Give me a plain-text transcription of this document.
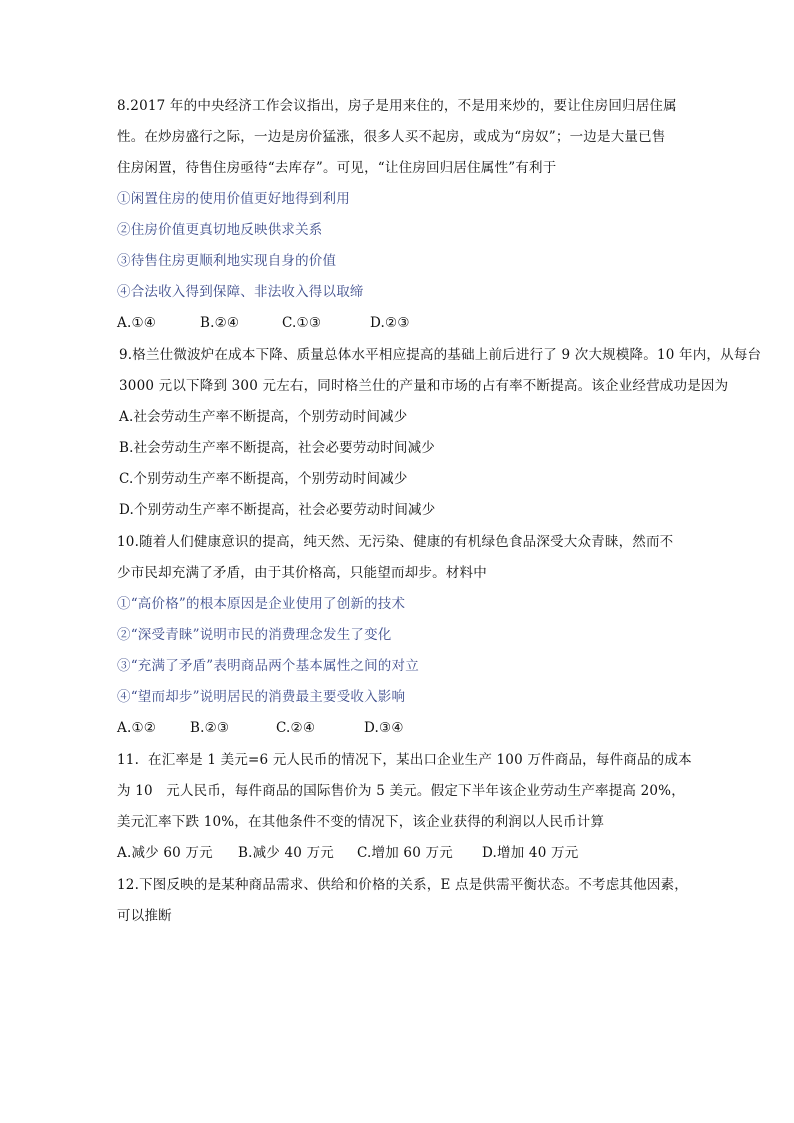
8.2017 年的中央经济工作会议指出，房子是用来住的，不是用来炒的，要让住房回归居住属
性。在炒房盛行之际，一边是房价猛涨，很多人买不起房，或成为“房奴”；一边是大量已售
住房闲置，待售住房亟待“去库存”。可见，“让住房回归居住属性”有利于
①闲置住房的使用价值更好地得到利用
②住房价值更真切地反映供求关系
③待售住房更顺利地实现自身的价值
④合法收入得到保障、非法收入得以取缔
A.①④	B.②④	C.①③	D.②③
9.格兰仕微波炉在成本下降、质量总体水平相应提高的基础上前后进行了 9 次大规模降。10 年内，从每台
3000 元以下降到 300 元左右，同时格兰仕的产量和市场的占有率不断提高。该企业经营成功是因为
A.社会劳动生产率不断提高，个别劳动时间减少
B.社会劳动生产率不断提高，社会必要劳动时间减少
C.个别劳动生产率不断提高，个别劳动时间减少
D.个别劳动生产率不断提高，社会必要劳动时间减少
10.随着人们健康意识的提高，纯天然、无污染、健康的有机绿色食品深受大众青睐，然而不
少市民却充满了矛盾，由于其价格高，只能望而却步。材料中
①“高价格”的根本原因是企业使用了创新的技术
②“深受青睐”说明市民的消费理念发生了变化
③“充满了矛盾”表明商品两个基本属性之间的对立
④“望而却步”说明居民的消费最主要受收入影响
A.①②	B.②③	C.②④	D.③④
11.  在汇率是 1 美元=6 元人民币的情况下，某出口企业生产 100 万件商品，每件商品的成本
为 10   元人民币，每件商品的国际售价为 5 美元。假定下半年该企业劳动生产率提高 20%，
美元汇率下跌 10%，在其他条件不变的情况下，该企业获得的利润以人民币计算
A.减少 60 万元 B.减少 40 万元 C.增加 60 万元 D.增加 40 万元
12.下图反映的是某种商品需求、供给和价格的关系，E 点是供需平衡状态。不考虑其他因素，
可以推断
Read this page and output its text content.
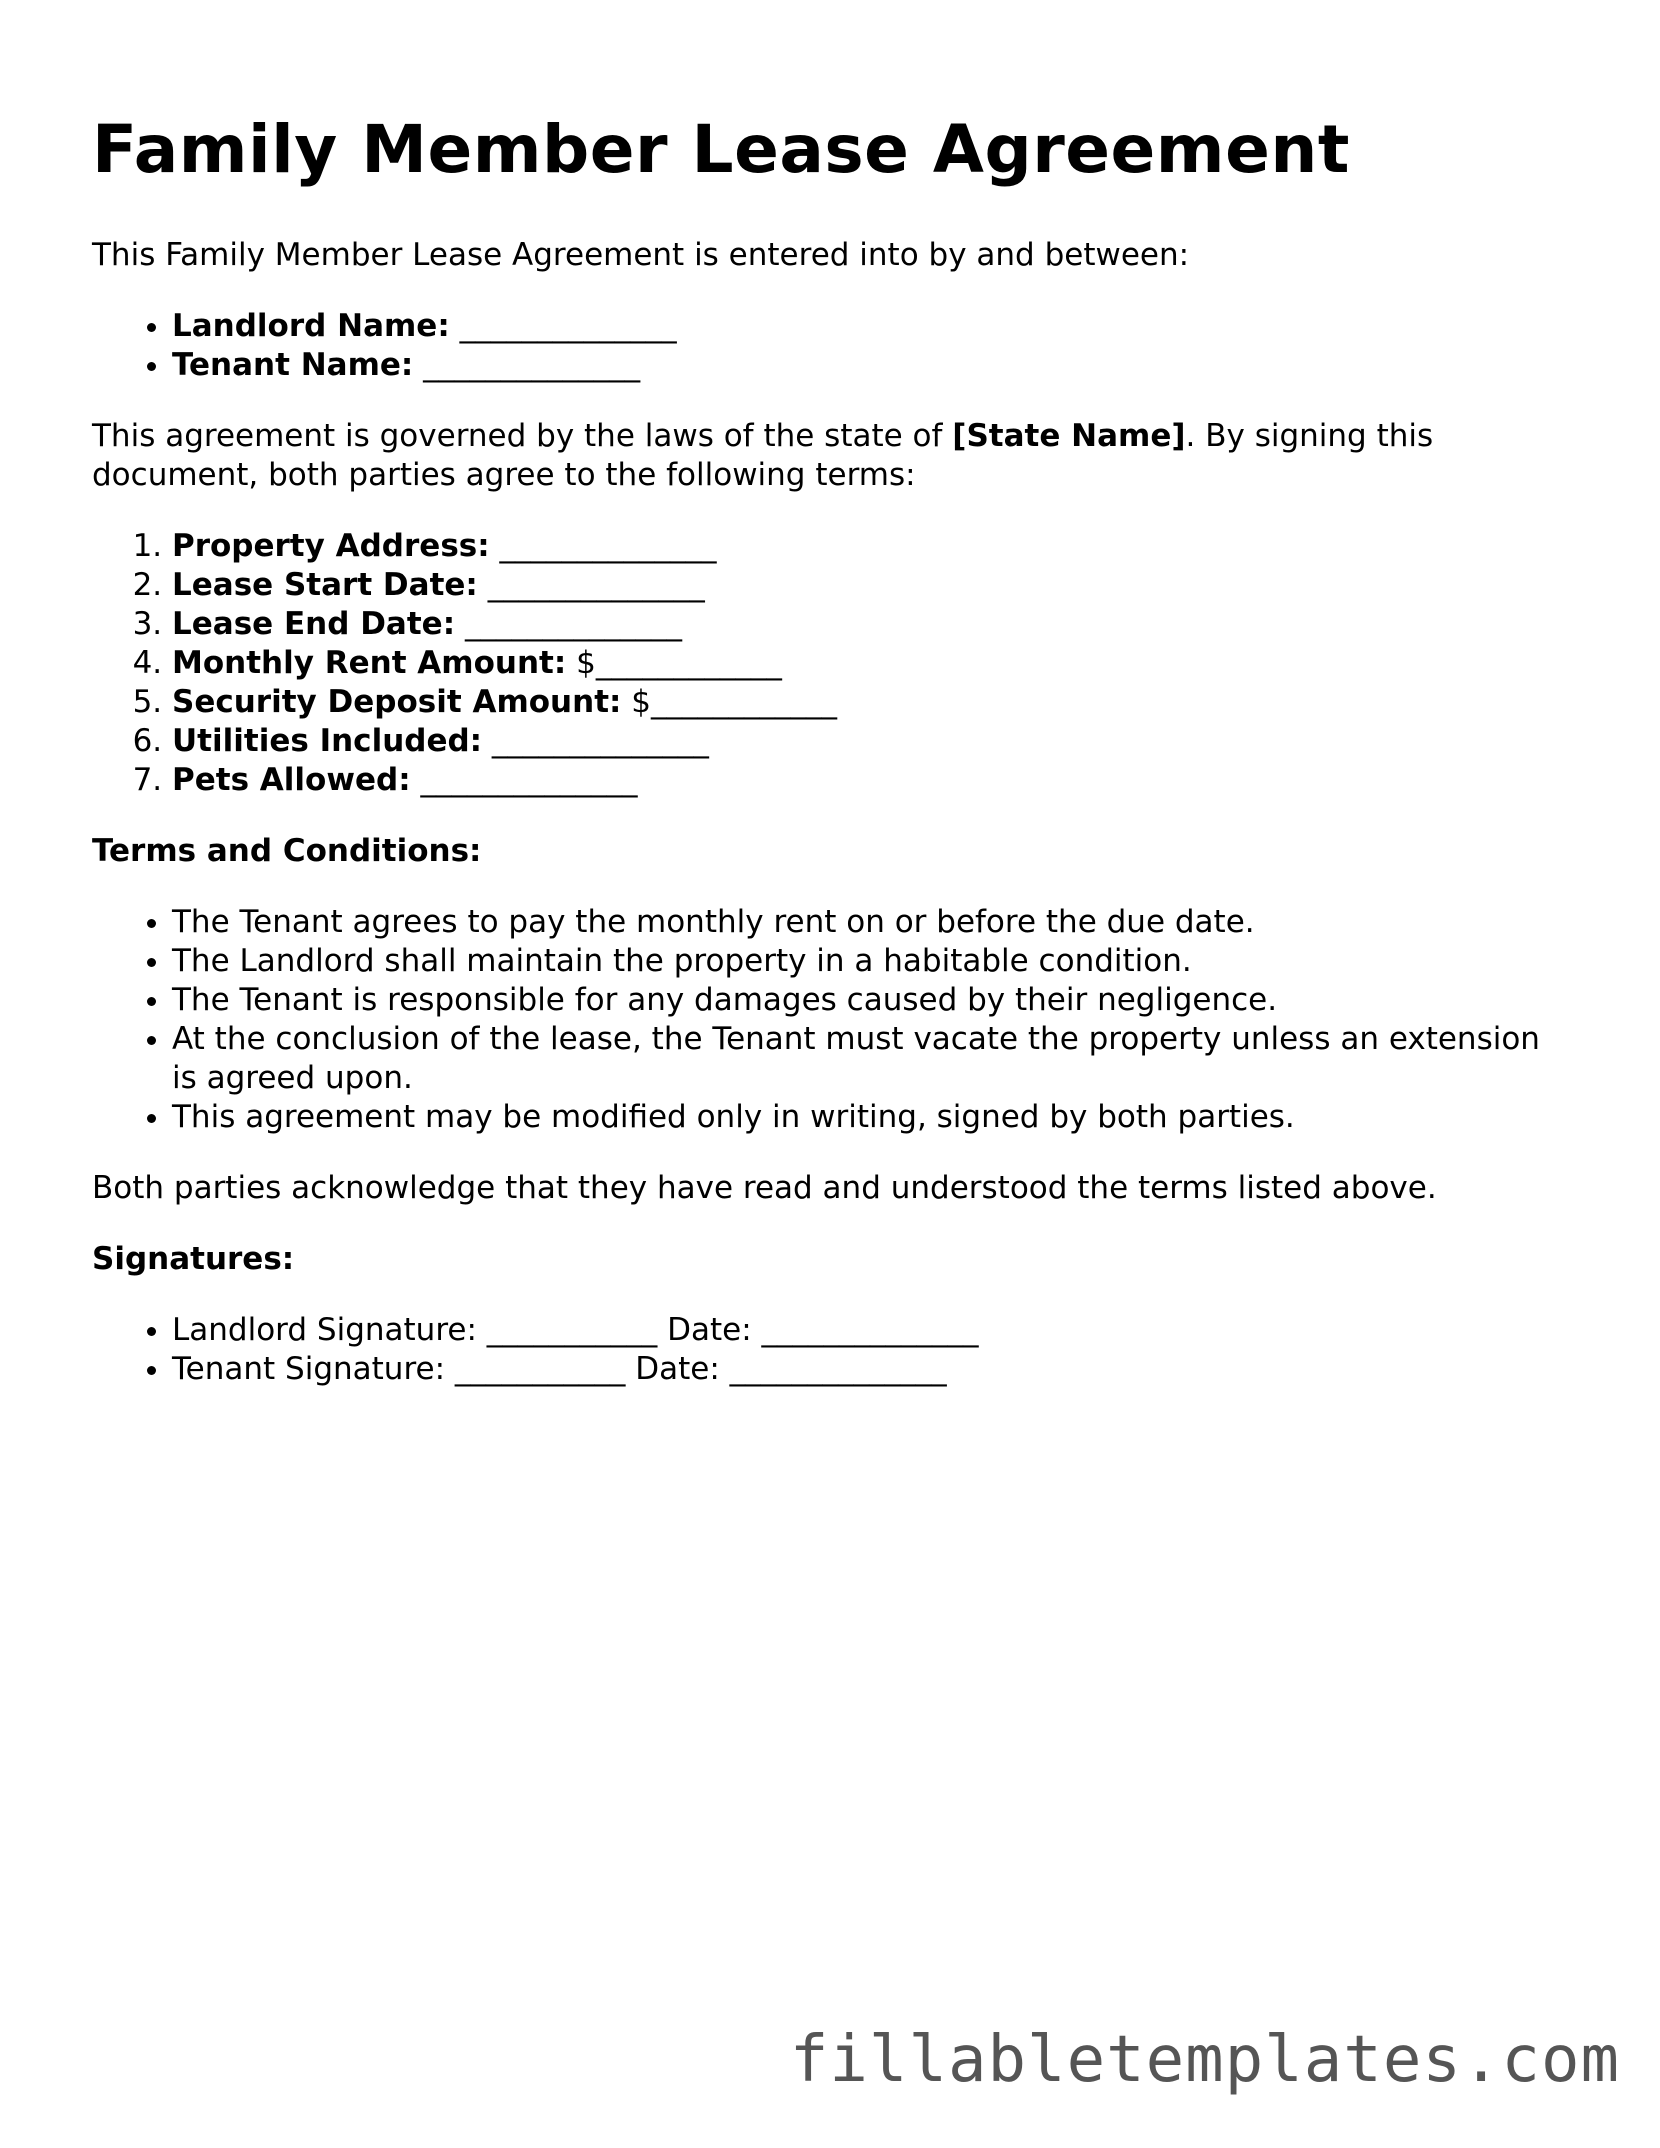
Family Member Lease Agreement

This Family Member Lease Agreement is entered into by and between:

• Landlord Name: ______________
• Tenant Name: ______________

This agreement is governed by the laws of the state of [State Name]. By signing this document, both parties agree to the following terms:

1. Property Address: ______________
2. Lease Start Date: ______________
3. Lease End Date: ______________
4. Monthly Rent Amount: $____________
5. Security Deposit Amount: $____________
6. Utilities Included: ______________
7. Pets Allowed: ______________

Terms and Conditions:

• The Tenant agrees to pay the monthly rent on or before the due date.
• The Landlord shall maintain the property in a habitable condition.
• The Tenant is responsible for any damages caused by their negligence.
• At the conclusion of the lease, the Tenant must vacate the property unless an extension is agreed upon.
• This agreement may be modified only in writing, signed by both parties.

Both parties acknowledge that they have read and understood the terms listed above.

Signatures:

• Landlord Signature: ___________ Date: ______________
• Tenant Signature: ___________ Date: ______________
fillabletemplates.com
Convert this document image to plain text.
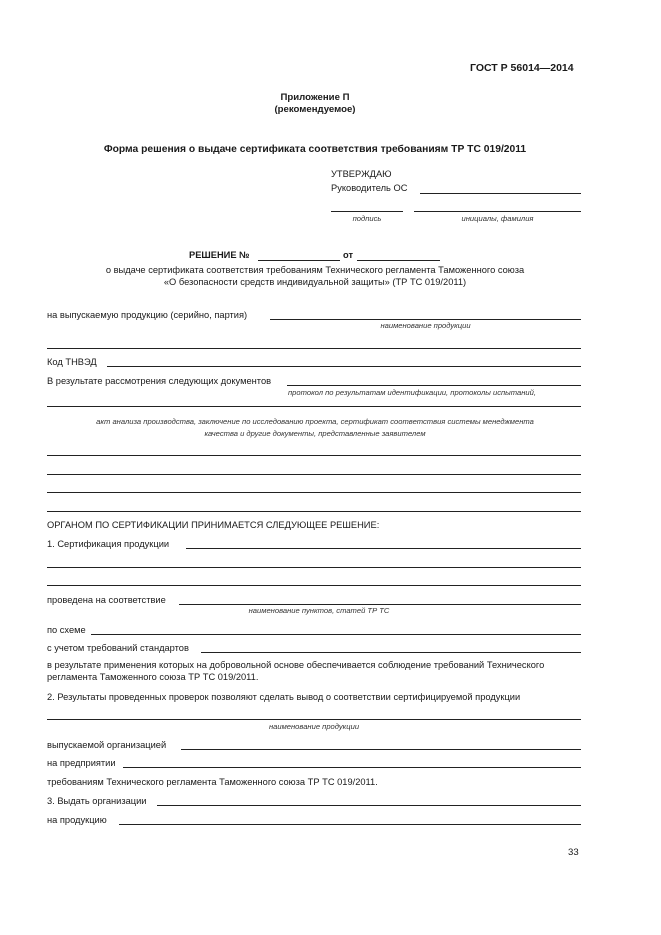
ГОСТ Р 56014—2014
Приложение П
(рекомендуемое)
Форма решения о выдаче сертификата соответствия требованиям ТР ТС 019/2011
УТВЕРЖДАЮ
Руководитель ОС
подпись	инициалы, фамилия
РЕШЕНИЕ №	от
о выдаче сертификата соответствия требованиям Технического регламента Таможенного союза
«О безопасности средств индивидуальной защиты» (ТР ТС 019/2011)
на выпускаемую продукцию (серийно, партия)
наименование продукции
Код ТНВЭД
В результате рассмотрения следующих документов
протокол по результатам идентификации, протоколы испытаний,
акт анализа производства, заключение по исследованию проекта, сертификат соответствия системы менеджмента
качества и другие документы, представленные заявителем
ОРГАНОМ ПО СЕРТИФИКАЦИИ ПРИНИМАЕТСЯ СЛЕДУЮЩЕЕ РЕШЕНИЕ:
1. Сертификация продукции
проведена на соответствие
наименование пунктов, статей ТР ТС
по схеме
с учетом требований стандартов
в результате применения которых на добровольной основе обеспечивается соблюдение требований Технического
регламента Таможенного союза ТР ТС 019/2011.
2. Результаты проведенных проверок позволяют сделать вывод о соответствии сертифицируемой продукции
наименование продукции
выпускаемой организацией
на предприятии
требованиям Технического регламента Таможенного союза ТР ТС 019/2011.
3. Выдать организации
на продукцию
33
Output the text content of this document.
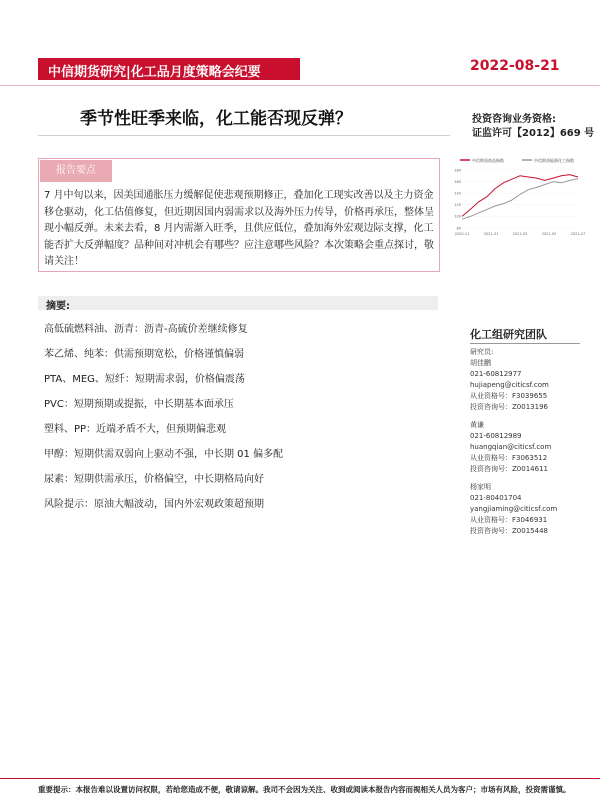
中信期货研究|化工品月度策略会纪要	2022-08-21
季节性旺季来临，化工能否现反弹？	投资咨询业务资格:
证监许可【2012】669 号
报告要点
7 月中旬以来，因美国通胀压力缓解促使悲观预期修正，叠加化工现实改善以及主力资金移仓驱动，化工估值修复，但近期因国内弱需求以及海外压力传导，价格再承压，整体呈现小幅反弹。未来去看，8 月内需渐入旺季，且供应低位，叠加海外宏观边际支撑，化工能否扩大反弹幅度？品种间对冲机会有哪些？应注意哪些风险？本次策略会重点探讨，敬请关注！
摘要:
高低硫燃料油、沥青：沥青-高硫价差继续修复
苯乙烯、纯苯：供需预期宽松，价格谨慎偏弱
PTA、MEG、短纤：短期需求弱，价格偏震荡
PVC：短期预期或提振，中长期基本面承压
塑料、PP：近端矛盾不大，但预期偏悲观
甲醇：短期供需双弱向上驱动不强，中长期 01 偏多配
尿素：短期供需承压，价格偏空，中长期格局向好
风险提示：原油大幅波动，国内外宏观政策超预期
中信期货商品指数	中信期货能源化工指数
180
160
140
120
100
80
2020-11	2021-01	2021-03	2021-05	2021-07
化工组研究团队
研究员:
胡佳鹏
021-60812977
hujiapeng@citicsf.com
从业资格号：F3039655
投资咨询号：Z0013196
黄谦
021-60812989
huangqian@citicsf.com
从业资格号：F3063512
投资咨询号：Z0014611
杨家明
021-80401704
yangjiaming@citicsf.com
从业资格号：F3046931
投资咨询号：Z0015448
重要提示：本报告难以设置访问权限，若给您造成不便，敬请谅解。我司不会因为关注、收到或阅读本报告内容而视相关人员为客户；市场有风险，投资需谨慎。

____

The pictures should not appear in the copy; every other part of the records above must be returned exactly.

Solution for this task |
Give me a plain-text transcription of this document.
8.2017 年的中央经济工作会议指出，房子是用来住的，不是用来炒的，要让住房回归居住属
性。在炒房盛行之际，一边是房价猛涨，很多人买不起房，或成为“房奴”；一边是大量已售
住房闲置，待售住房亟待“去库存”。可见，“让住房回归居住属性”有利于
①闲置住房的使用价值更好地得到利用
②住房价值更真切地反映供求关系
③待售住房更顺利地实现自身的价值
④合法收入得到保障、非法收入得以取缔
A.①④	B.②④	C.①③	D.②③
9.格兰仕微波炉在成本下降、质量总体水平相应提高的基础上前后进行了 9 次大规模降。10 年内，从每台
3000 元以下降到 300 元左右，同时格兰仕的产量和市场的占有率不断提高。该企业经营成功是因为
A.社会劳动生产率不断提高，个别劳动时间减少
B.社会劳动生产率不断提高，社会必要劳动时间减少
C.个别劳动生产率不断提高，个别劳动时间减少
D.个别劳动生产率不断提高，社会必要劳动时间减少
10.随着人们健康意识的提高，纯天然、无污染、健康的有机绿色食品深受大众青睐，然而不
少市民却充满了矛盾，由于其价格高，只能望而却步。材料中
①“高价格”的根本原因是企业使用了创新的技术
②“深受青睐”说明市民的消费理念发生了变化
③“充满了矛盾”表明商品两个基本属性之间的对立
④“望而却步”说明居民的消费最主要受收入影响
A.①②	B.②③	C.②④	D.③④
11.  在汇率是 1 美元=6 元人民币的情况下，某出口企业生产 100 万件商品，每件商品的成本
为 10   元人民币，每件商品的国际售价为 5 美元。假定下半年该企业劳动生产率提高 20%，
美元汇率下跌 10%，在其他条件不变的情况下，该企业获得的利润以人民币计算
A.减少 60 万元 B.减少 40 万元 C.增加 60 万元 D.增加 40 万元
12.下图反映的是某种商品需求、供给和价格的关系，E 点是供需平衡状态。不考虑其他因素，
可以推断
Read this page and output its text content.
Family Member Lease Agreement

This Family Member Lease Agreement is entered into by and between:

• Landlord Name: ______________
• Tenant Name: ______________

This agreement is governed by the laws of the state of [State Name]. By signing this document, both parties agree to the following terms:

1. Property Address: ______________
2. Lease Start Date: ______________
3. Lease End Date: ______________
4. Monthly Rent Amount: $____________
5. Security Deposit Amount: $____________
6. Utilities Included: ______________
7. Pets Allowed: ______________

Terms and Conditions:

• The Tenant agrees to pay the monthly rent on or before the due date.
• The Landlord shall maintain the property in a habitable condition.
• The Tenant is responsible for any damages caused by their negligence.
• At the conclusion of the lease, the Tenant must vacate the property unless an extension is agreed upon.
• This agreement may be modified only in writing, signed by both parties.

Both parties acknowledge that they have read and understood the terms listed above.

Signatures:

• Landlord Signature: ___________ Date: ______________
• Tenant Signature: ___________ Date: ______________
fillabletemplates.com
Convert this document image to plain text.
ГОСТ Р 56014—2014
Приложение П
(рекомендуемое)
Форма решения о выдаче сертификата соответствия требованиям ТР ТС 019/2011
УТВЕРЖДАЮ
Руководитель ОС
подпись	инициалы, фамилия
РЕШЕНИЕ №	от
о выдаче сертификата соответствия требованиям Технического регламента Таможенного союза
«О безопасности средств индивидуальной защиты» (ТР ТС 019/2011)
на выпускаемую продукцию (серийно, партия)
наименование продукции
Код ТНВЭД
В результате рассмотрения следующих документов
протокол по результатам идентификации, протоколы испытаний,
акт анализа производства, заключение по исследованию проекта, сертификат соответствия системы менеджмента
качества и другие документы, представленные заявителем
ОРГАНОМ ПО СЕРТИФИКАЦИИ ПРИНИМАЕТСЯ СЛЕДУЮЩЕЕ РЕШЕНИЕ:
1. Сертификация продукции
проведена на соответствие
наименование пунктов, статей ТР ТС
по схеме
с учетом требований стандартов
в результате применения которых на добровольной основе обеспечивается соблюдение требований Технического
регламента Таможенного союза ТР ТС 019/2011.
2. Результаты проведенных проверок позволяют сделать вывод о соответствии сертифицируемой продукции
наименование продукции
выпускаемой организацией
на предприятии
требованиям Технического регламента Таможенного союза ТР ТС 019/2011.
3. Выдать организации
на продукцию
33
Output the text content of this document.
中信期货研究|化工品月度策略会纪要	2022-08-21
季节性旺季来临，化工能否现反弹？	投资咨询业务资格:
证监许可【2012】669 号
报告要点
7 月中旬以来，因美国通胀压力缓解促使悲观预期修正，叠加化工现实改善以及主力资金移仓驱动，化工估值修复，但近期因国内弱需求以及海外压力传导，价格再承压，整体呈现小幅反弹。未来去看，8 月内需渐入旺季，且供应低位，叠加海外宏观边际支撑，化工能否扩大反弹幅度？品种间对冲机会有哪些？应注意哪些风险？本次策略会重点探讨，敬请关注！
摘要:
高低硫燃料油、沥青：沥青-高硫价差继续修复
苯乙烯、纯苯：供需预期宽松，价格谨慎偏弱
PTA、MEG、短纤：短期需求弱，价格偏震荡
PVC：短期预期或提振，中长期基本面承压
塑料、PP：近端矛盾不大，但预期偏悲观
甲醇：短期供需双弱向上驱动不强，中长期 01 偏多配
尿素：短期供需承压，价格偏空，中长期格局向好
风险提示：原油大幅波动，国内外宏观政策超预期
中信期货商品指数	中信期货能源化工指数
180
160
140
120
100
80
2020-11	2021-01	2021-03	2021-05	2021-07
化工组研究团队
研究员:
胡佳鹏
021-60812977
hujiapeng@citicsf.com
从业资格号：F3039655
投资咨询号：Z0013196
黄谦
021-60812989
huangqian@citicsf.com
从业资格号：F3063512
投资咨询号：Z0014611
杨家明
021-80401704
yangjiaming@citicsf.com
从业资格号：F3046931
投资咨询号：Z0015448
重要提示：本报告难以设置访问权限，若给您造成不便，敬请谅解。我司不会因为关注、收到或阅读本报告内容而视相关人员为客户；市场有风险，投资需谨慎。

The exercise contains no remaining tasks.